**EXERCISE AIM:** Find the number of lines containing the string "Output" in the data. Answer with the number by itself.

**DATA SECTION:**

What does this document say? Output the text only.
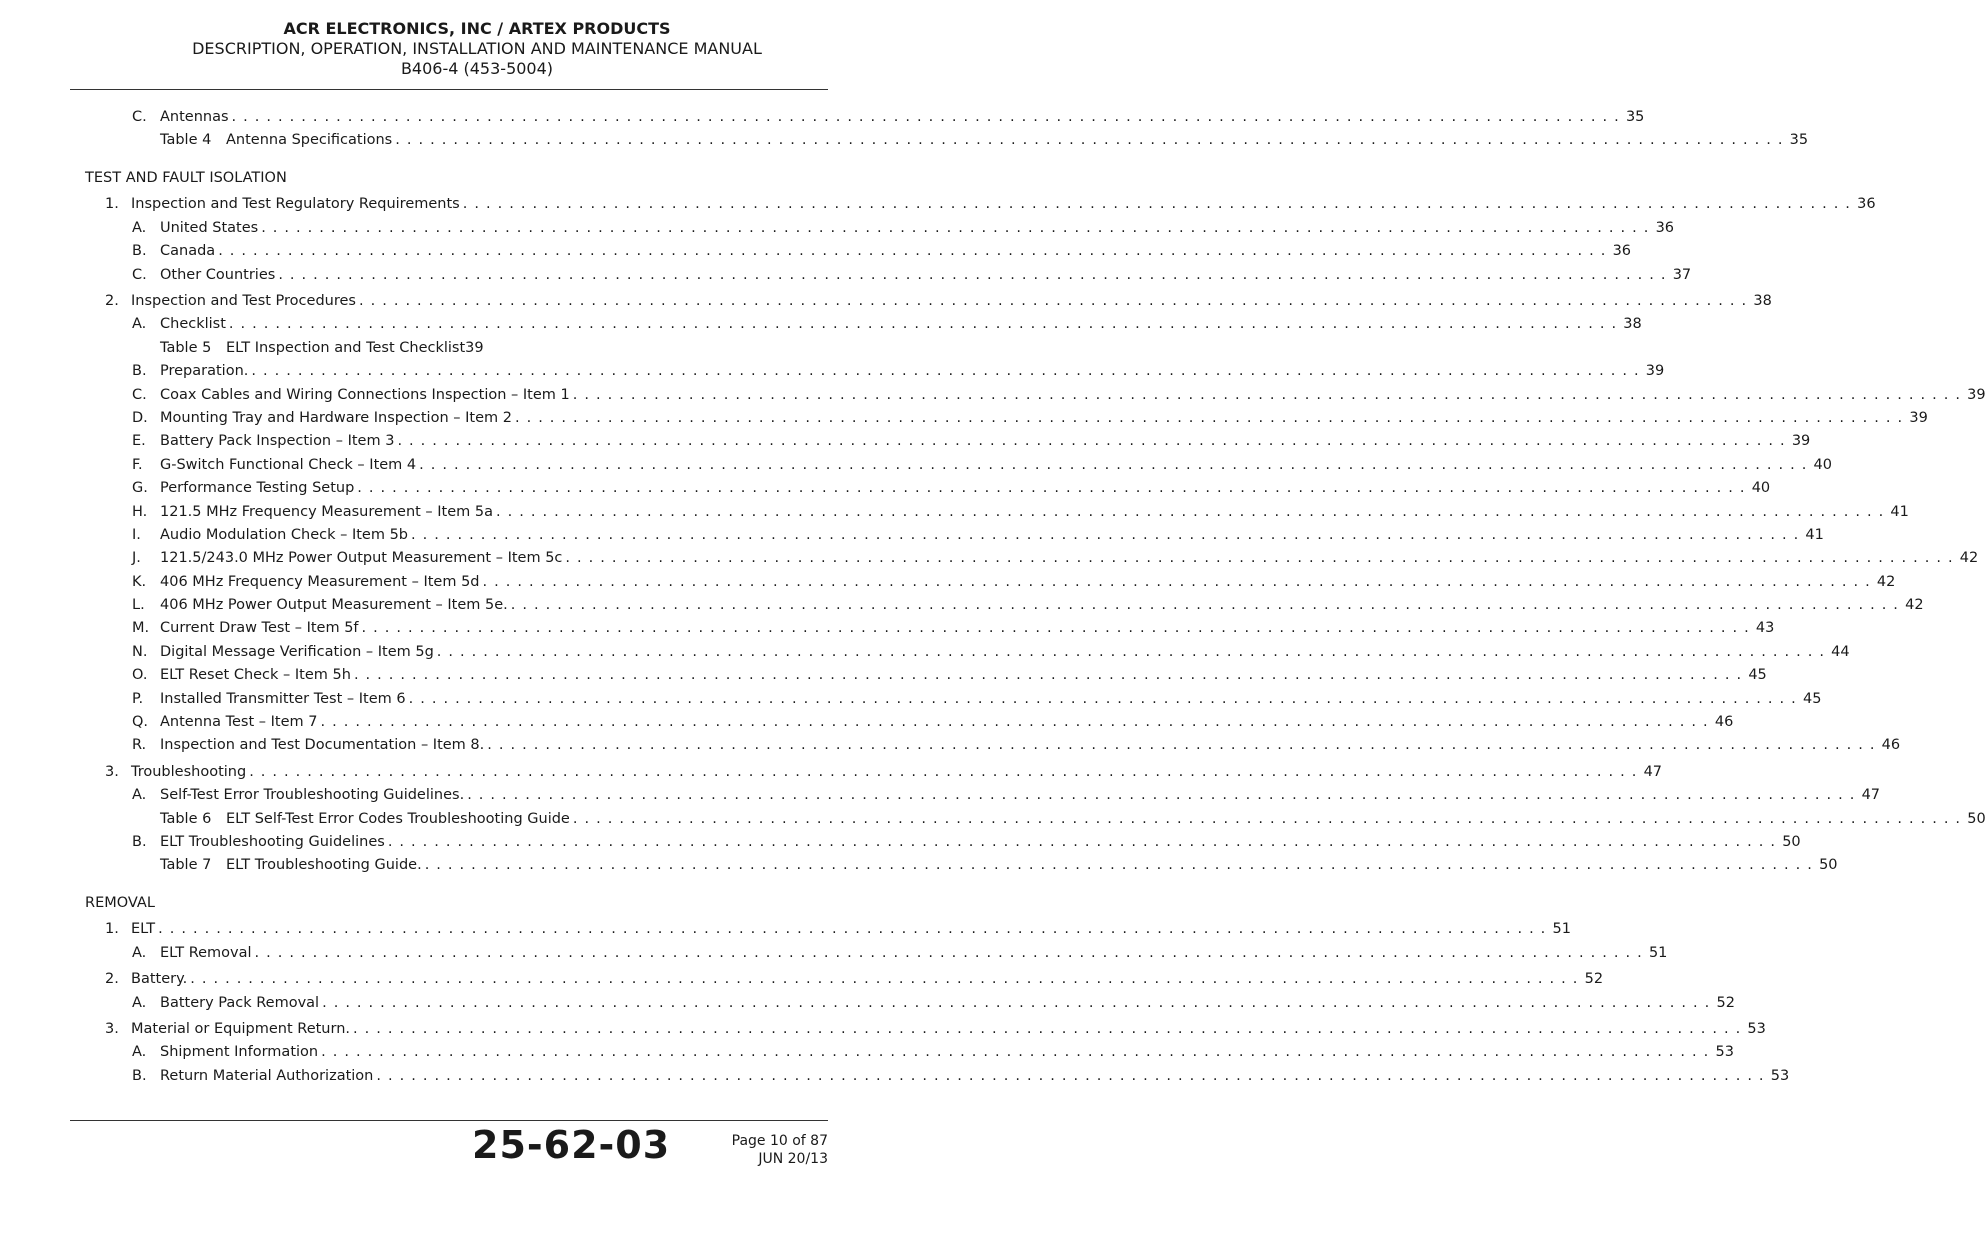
ACR ELECTRONICS, INC / ARTEX PRODUCTS
DESCRIPTION, OPERATION, INSTALLATION AND MAINTENANCE MANUAL
B406-4 (453-5004)
C. Antennas . . . . . . . . . . . . . . . . . . . . . . . . . . . . . . . . . . . . . . . . . . . . . . . . . . . . . . . . . . . . . . . . . . . . . . . . . . . . . . . . . . . . . . . . . . . . . . . . . . . . . . . . . . . . . . . . . . . . . . . . 35
Table 4	Antenna Specifications . . . . . . . . . . . . . . . . . . . . . . . . . . . . . . . . . . . . . . . . . . . . . . . . . . . . . . . . . . . . . . . . . . . . . . . . . . . . . . . . . . . . . . . . . . . . . . . . . . . . . . . . . . . . . . . . . . . . . . . . 35
TEST AND FAULT ISOLATION
1. Inspection and Test Regulatory Requirements . . . . . . . . . . . . . . . . . . . . . . . . . . . . . . . . . . . . . . . . . . . . . . . . . . . . . . . . . . . . . . . . . . . . . . . . . . . . . . . . . . . . . . . . . . . . . . . . . . . . . . . . . . . . . . . . . . . . . . . . 36
A. United States . . . . . . . . . . . . . . . . . . . . . . . . . . . . . . . . . . . . . . . . . . . . . . . . . . . . . . . . . . . . . . . . . . . . . . . . . . . . . . . . . . . . . . . . . . . . . . . . . . . . . . . . . . . . . . . . . . . . . . . . 36
B. Canada . . . . . . . . . . . . . . . . . . . . . . . . . . . . . . . . . . . . . . . . . . . . . . . . . . . . . . . . . . . . . . . . . . . . . . . . . . . . . . . . . . . . . . . . . . . . . . . . . . . . . . . . . . . . . . . . . . . . . . . . 36
C. Other Countries . . . . . . . . . . . . . . . . . . . . . . . . . . . . . . . . . . . . . . . . . . . . . . . . . . . . . . . . . . . . . . . . . . . . . . . . . . . . . . . . . . . . . . . . . . . . . . . . . . . . . . . . . . . . . . . . . . . . . . . . 37
2. Inspection and Test Procedures . . . . . . . . . . . . . . . . . . . . . . . . . . . . . . . . . . . . . . . . . . . . . . . . . . . . . . . . . . . . . . . . . . . . . . . . . . . . . . . . . . . . . . . . . . . . . . . . . . . . . . . . . . . . . . . . . . . . . . . . 38
A. Checklist . . . . . . . . . . . . . . . . . . . . . . . . . . . . . . . . . . . . . . . . . . . . . . . . . . . . . . . . . . . . . . . . . . . . . . . . . . . . . . . . . . . . . . . . . . . . . . . . . . . . . . . . . . . . . . . . . . . . . . . . 38
Table 5	ELT Inspection and Test Checklist39
B. Preparation. . . . . . . . . . . . . . . . . . . . . . . . . . . . . . . . . . . . . . . . . . . . . . . . . . . . . . . . . . . . . . . . . . . . . . . . . . . . . . . . . . . . . . . . . . . . . . . . . . . . . . . . . . . . . . . . . . . . . . . . . 39
C. Coax Cables and Wiring Connections Inspection – Item 1 . . . . . . . . . . . . . . . . . . . . . . . . . . . . . . . . . . . . . . . . . . . . . . . . . . . . . . . . . . . . . . . . . . . . . . . . . . . . . . . . . . . . . . . . . . . . . . . . . . . . . . . . . . . . . . . . . . . . . . . . 39
D. Mounting Tray and Hardware Inspection – Item 2 . . . . . . . . . . . . . . . . . . . . . . . . . . . . . . . . . . . . . . . . . . . . . . . . . . . . . . . . . . . . . . . . . . . . . . . . . . . . . . . . . . . . . . . . . . . . . . . . . . . . . . . . . . . . . . . . . . . . . . . . 39
E. Battery Pack Inspection – Item 3 . . . . . . . . . . . . . . . . . . . . . . . . . . . . . . . . . . . . . . . . . . . . . . . . . . . . . . . . . . . . . . . . . . . . . . . . . . . . . . . . . . . . . . . . . . . . . . . . . . . . . . . . . . . . . . . . . . . . . . . . 39
F.	G-Switch Functional Check – Item 4 . . . . . . . . . . . . . . . . . . . . . . . . . . . . . . . . . . . . . . . . . . . . . . . . . . . . . . . . . . . . . . . . . . . . . . . . . . . . . . . . . . . . . . . . . . . . . . . . . . . . . . . . . . . . . . . . . . . . . . . . 40
G. Performance Testing Setup . . . . . . . . . . . . . . . . . . . . . . . . . . . . . . . . . . . . . . . . . . . . . . . . . . . . . . . . . . . . . . . . . . . . . . . . . . . . . . . . . . . . . . . . . . . . . . . . . . . . . . . . . . . . . . . . . . . . . . . . 40
H. 121.5 MHz Frequency Measurement – Item 5a . . . . . . . . . . . . . . . . . . . . . . . . . . . . . . . . . . . . . . . . . . . . . . . . . . . . . . . . . . . . . . . . . . . . . . . . . . . . . . . . . . . . . . . . . . . . . . . . . . . . . . . . . . . . . . . . . . . . . . . . 41
I.	Audio Modulation Check – Item 5b . . . . . . . . . . . . . . . . . . . . . . . . . . . . . . . . . . . . . . . . . . . . . . . . . . . . . . . . . . . . . . . . . . . . . . . . . . . . . . . . . . . . . . . . . . . . . . . . . . . . . . . . . . . . . . . . . . . . . . . . 41
J.	121.5/243.0 MHz Power Output Measurement – Item 5c . . . . . . . . . . . . . . . . . . . . . . . . . . . . . . . . . . . . . . . . . . . . . . . . . . . . . . . . . . . . . . . . . . . . . . . . . . . . . . . . . . . . . . . . . . . . . . . . . . . . . . . . . . . . . . . . . . . . . . . . 42
K. 406 MHz Frequency Measurement – Item 5d . . . . . . . . . . . . . . . . . . . . . . . . . . . . . . . . . . . . . . . . . . . . . . . . . . . . . . . . . . . . . . . . . . . . . . . . . . . . . . . . . . . . . . . . . . . . . . . . . . . . . . . . . . . . . . . . . . . . . . . . 42
L.	406 MHz Power Output Measurement – Item 5e. . . . . . . . . . . . . . . . . . . . . . . . . . . . . . . . . . . . . . . . . . . . . . . . . . . . . . . . . . . . . . . . . . . . . . . . . . . . . . . . . . . . . . . . . . . . . . . . . . . . . . . . . . . . . . . . . . . . . . . . . 42
M. Current Draw Test – Item 5f . . . . . . . . . . . . . . . . . . . . . . . . . . . . . . . . . . . . . . . . . . . . . . . . . . . . . . . . . . . . . . . . . . . . . . . . . . . . . . . . . . . . . . . . . . . . . . . . . . . . . . . . . . . . . . . . . . . . . . . . 43
N. Digital Message Verification – Item 5g . . . . . . . . . . . . . . . . . . . . . . . . . . . . . . . . . . . . . . . . . . . . . . . . . . . . . . . . . . . . . . . . . . . . . . . . . . . . . . . . . . . . . . . . . . . . . . . . . . . . . . . . . . . . . . . . . . . . . . . . 44
O. ELT Reset Check – Item 5h . . . . . . . . . . . . . . . . . . . . . . . . . . . . . . . . . . . . . . . . . . . . . . . . . . . . . . . . . . . . . . . . . . . . . . . . . . . . . . . . . . . . . . . . . . . . . . . . . . . . . . . . . . . . . . . . . . . . . . . . 45
P.	Installed Transmitter Test – Item 6 . . . . . . . . . . . . . . . . . . . . . . . . . . . . . . . . . . . . . . . . . . . . . . . . . . . . . . . . . . . . . . . . . . . . . . . . . . . . . . . . . . . . . . . . . . . . . . . . . . . . . . . . . . . . . . . . . . . . . . . . 45
Q. Antenna Test – Item 7 . . . . . . . . . . . . . . . . . . . . . . . . . . . . . . . . . . . . . . . . . . . . . . . . . . . . . . . . . . . . . . . . . . . . . . . . . . . . . . . . . . . . . . . . . . . . . . . . . . . . . . . . . . . . . . . . . . . . . . . . 46
R. Inspection and Test Documentation – Item 8. . . . . . . . . . . . . . . . . . . . . . . . . . . . . . . . . . . . . . . . . . . . . . . . . . . . . . . . . . . . . . . . . . . . . . . . . . . . . . . . . . . . . . . . . . . . . . . . . . . . . . . . . . . . . . . . . . . . . . . . . 46
3. Troubleshooting . . . . . . . . . . . . . . . . . . . . . . . . . . . . . . . . . . . . . . . . . . . . . . . . . . . . . . . . . . . . . . . . . . . . . . . . . . . . . . . . . . . . . . . . . . . . . . . . . . . . . . . . . . . . . . . . . . . . . . . . 47
A. Self-Test Error Troubleshooting Guidelines. . . . . . . . . . . . . . . . . . . . . . . . . . . . . . . . . . . . . . . . . . . . . . . . . . . . . . . . . . . . . . . . . . . . . . . . . . . . . . . . . . . . . . . . . . . . . . . . . . . . . . . . . . . . . . . . . . . . . . . . . 47
Table 6	ELT Self-Test Error Codes Troubleshooting Guide . . . . . . . . . . . . . . . . . . . . . . . . . . . . . . . . . . . . . . . . . . . . . . . . . . . . . . . . . . . . . . . . . . . . . . . . . . . . . . . . . . . . . . . . . . . . . . . . . . . . . . . . . . . . . . . . . . . . . . . . 50
B. ELT Troubleshooting Guidelines . . . . . . . . . . . . . . . . . . . . . . . . . . . . . . . . . . . . . . . . . . . . . . . . . . . . . . . . . . . . . . . . . . . . . . . . . . . . . . . . . . . . . . . . . . . . . . . . . . . . . . . . . . . . . . . . . . . . . . . . 50
Table 7	ELT Troubleshooting Guide. . . . . . . . . . . . . . . . . . . . . . . . . . . . . . . . . . . . . . . . . . . . . . . . . . . . . . . . . . . . . . . . . . . . . . . . . . . . . . . . . . . . . . . . . . . . . . . . . . . . . . . . . . . . . . . . . . . . . . . . . 50
REMOVAL
1. ELT . . . . . . . . . . . . . . . . . . . . . . . . . . . . . . . . . . . . . . . . . . . . . . . . . . . . . . . . . . . . . . . . . . . . . . . . . . . . . . . . . . . . . . . . . . . . . . . . . . . . . . . . . . . . . . . . . . . . . . . . 51
A. ELT Removal . . . . . . . . . . . . . . . . . . . . . . . . . . . . . . . . . . . . . . . . . . . . . . . . . . . . . . . . . . . . . . . . . . . . . . . . . . . . . . . . . . . . . . . . . . . . . . . . . . . . . . . . . . . . . . . . . . . . . . . . 51
2. Battery. . . . . . . . . . . . . . . . . . . . . . . . . . . . . . . . . . . . . . . . . . . . . . . . . . . . . . . . . . . . . . . . . . . . . . . . . . . . . . . . . . . . . . . . . . . . . . . . . . . . . . . . . . . . . . . . . . . . . . . . . 52
A. Battery Pack Removal . . . . . . . . . . . . . . . . . . . . . . . . . . . . . . . . . . . . . . . . . . . . . . . . . . . . . . . . . . . . . . . . . . . . . . . . . . . . . . . . . . . . . . . . . . . . . . . . . . . . . . . . . . . . . . . . . . . . . . . . 52
3. Material or Equipment Return. . . . . . . . . . . . . . . . . . . . . . . . . . . . . . . . . . . . . . . . . . . . . . . . . . . . . . . . . . . . . . . . . . . . . . . . . . . . . . . . . . . . . . . . . . . . . . . . . . . . . . . . . . . . . . . . . . . . . . . . . 53
A. Shipment Information . . . . . . . . . . . . . . . . . . . . . . . . . . . . . . . . . . . . . . . . . . . . . . . . . . . . . . . . . . . . . . . . . . . . . . . . . . . . . . . . . . . . . . . . . . . . . . . . . . . . . . . . . . . . . . . . . . . . . . . . 53
B. Return Material Authorization . . . . . . . . . . . . . . . . . . . . . . . . . . . . . . . . . . . . . . . . . . . . . . . . . . . . . . . . . . . . . . . . . . . . . . . . . . . . . . . . . . . . . . . . . . . . . . . . . . . . . . . . . . . . . . . . . . . . . . . . 53
25-62-03	Page 10 of 87
JUN 20/13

**TASK ANSWER:** 3